WRITTEN EXERCISE: Reproduce the material in full, exactly as written.

* start DATA SHOWN *

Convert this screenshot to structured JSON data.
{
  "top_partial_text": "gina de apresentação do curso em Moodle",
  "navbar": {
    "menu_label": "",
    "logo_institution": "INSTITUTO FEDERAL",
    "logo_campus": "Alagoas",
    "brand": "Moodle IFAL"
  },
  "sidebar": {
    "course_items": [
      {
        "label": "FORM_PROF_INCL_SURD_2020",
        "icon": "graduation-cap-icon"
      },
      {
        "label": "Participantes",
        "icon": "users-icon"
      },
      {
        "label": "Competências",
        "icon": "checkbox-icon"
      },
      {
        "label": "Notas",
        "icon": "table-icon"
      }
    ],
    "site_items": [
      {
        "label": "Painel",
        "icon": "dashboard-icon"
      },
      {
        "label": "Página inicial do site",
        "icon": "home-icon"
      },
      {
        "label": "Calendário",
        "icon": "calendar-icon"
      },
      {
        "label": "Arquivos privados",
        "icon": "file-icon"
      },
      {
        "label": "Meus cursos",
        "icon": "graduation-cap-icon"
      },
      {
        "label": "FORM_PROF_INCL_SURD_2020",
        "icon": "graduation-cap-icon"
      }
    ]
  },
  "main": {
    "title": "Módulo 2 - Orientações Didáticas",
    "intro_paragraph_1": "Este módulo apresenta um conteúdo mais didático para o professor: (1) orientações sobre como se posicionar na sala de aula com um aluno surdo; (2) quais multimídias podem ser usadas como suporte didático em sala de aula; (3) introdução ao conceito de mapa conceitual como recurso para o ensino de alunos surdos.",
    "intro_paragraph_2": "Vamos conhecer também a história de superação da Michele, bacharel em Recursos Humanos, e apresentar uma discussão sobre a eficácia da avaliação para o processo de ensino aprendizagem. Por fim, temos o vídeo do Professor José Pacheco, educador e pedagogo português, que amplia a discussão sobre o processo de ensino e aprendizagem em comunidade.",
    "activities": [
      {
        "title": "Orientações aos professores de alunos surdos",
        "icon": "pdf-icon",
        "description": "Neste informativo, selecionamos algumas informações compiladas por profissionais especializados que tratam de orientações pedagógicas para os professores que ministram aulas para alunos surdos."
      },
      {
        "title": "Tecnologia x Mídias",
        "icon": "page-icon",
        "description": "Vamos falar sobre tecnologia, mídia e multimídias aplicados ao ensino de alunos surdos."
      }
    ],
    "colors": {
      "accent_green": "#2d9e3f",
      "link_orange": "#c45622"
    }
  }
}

* end DATA SHOWN *

TASK OUTPUT:
Convert this screenshot to structured JSON data.
{
  "top_partial_text": "gina de apresentação do curso em Moodle",
  "navbar": {
    "menu_label": "",
    "logo_institution": "INSTITUTO FEDERAL",
    "logo_campus": "Alagoas",
    "brand": "Moodle IFAL"
  },
  "sidebar": {
    "course_items": [
      {
        "label": "FORM_PROF_INCL_SURD_2020",
        "icon": "graduation-cap-icon"
      },
      {
        "label": "Participantes",
        "icon": "users-icon"
      },
      {
        "label": "Competências",
        "icon": "checkbox-icon"
      },
      {
        "label": "Notas",
        "icon": "table-icon"
      }
    ],
    "site_items": [
      {
        "label": "Painel",
        "icon": "dashboard-icon"
      },
      {
        "label": "Página inicial do site",
        "icon": "home-icon"
      },
      {
        "label": "Calendário",
        "icon": "calendar-icon"
      },
      {
        "label": "Arquivos privados",
        "icon": "file-icon"
      },
      {
        "label": "Meus cursos",
        "icon": "graduation-cap-icon"
      },
      {
        "label": "FORM_PROF_INCL_SURD_2020",
        "icon": "graduation-cap-icon"
      }
    ]
  },
  "main": {
    "title": "Módulo 2 - Orientações Didáticas",
    "intro_paragraph_1": "Este módulo apresenta um conteúdo mais didático para o professor: (1) orientações sobre como se posicionar na sala de aula com um aluno surdo; (2) quais multimídias podem ser usadas como suporte didático em sala de aula; (3) introdução ao conceito de mapa conceitual como recurso para o ensino de alunos surdos.",
    "intro_paragraph_2": "Vamos conhecer também a história de superação da Michele, bacharel em Recursos Humanos, e apresentar uma discussão sobre a eficácia da avaliação para o processo de ensino aprendizagem. Por fim, temos o vídeo do Professor José Pacheco, educador e pedagogo português, que amplia a discussão sobre o processo de ensino e aprendizagem em comunidade.",
    "activities": [
      {
        "title": "Orientações aos professores de alunos surdos",
        "icon": "pdf-icon",
        "description": "Neste informativo, selecionamos algumas informações compiladas por profissionais especializados que tratam de orientações pedagógicas para os professores que ministram aulas para alunos surdos."
      },
      {
        "title": "Tecnologia x Mídias",
        "icon": "page-icon",
        "description": "Vamos falar sobre tecnologia, mídia e multimídias aplicados ao ensino de alunos surdos."
      }
    ],
    "colors": {
      "accent_green": "#2d9e3f",
      "link_orange": "#c45622"
    }
  }
}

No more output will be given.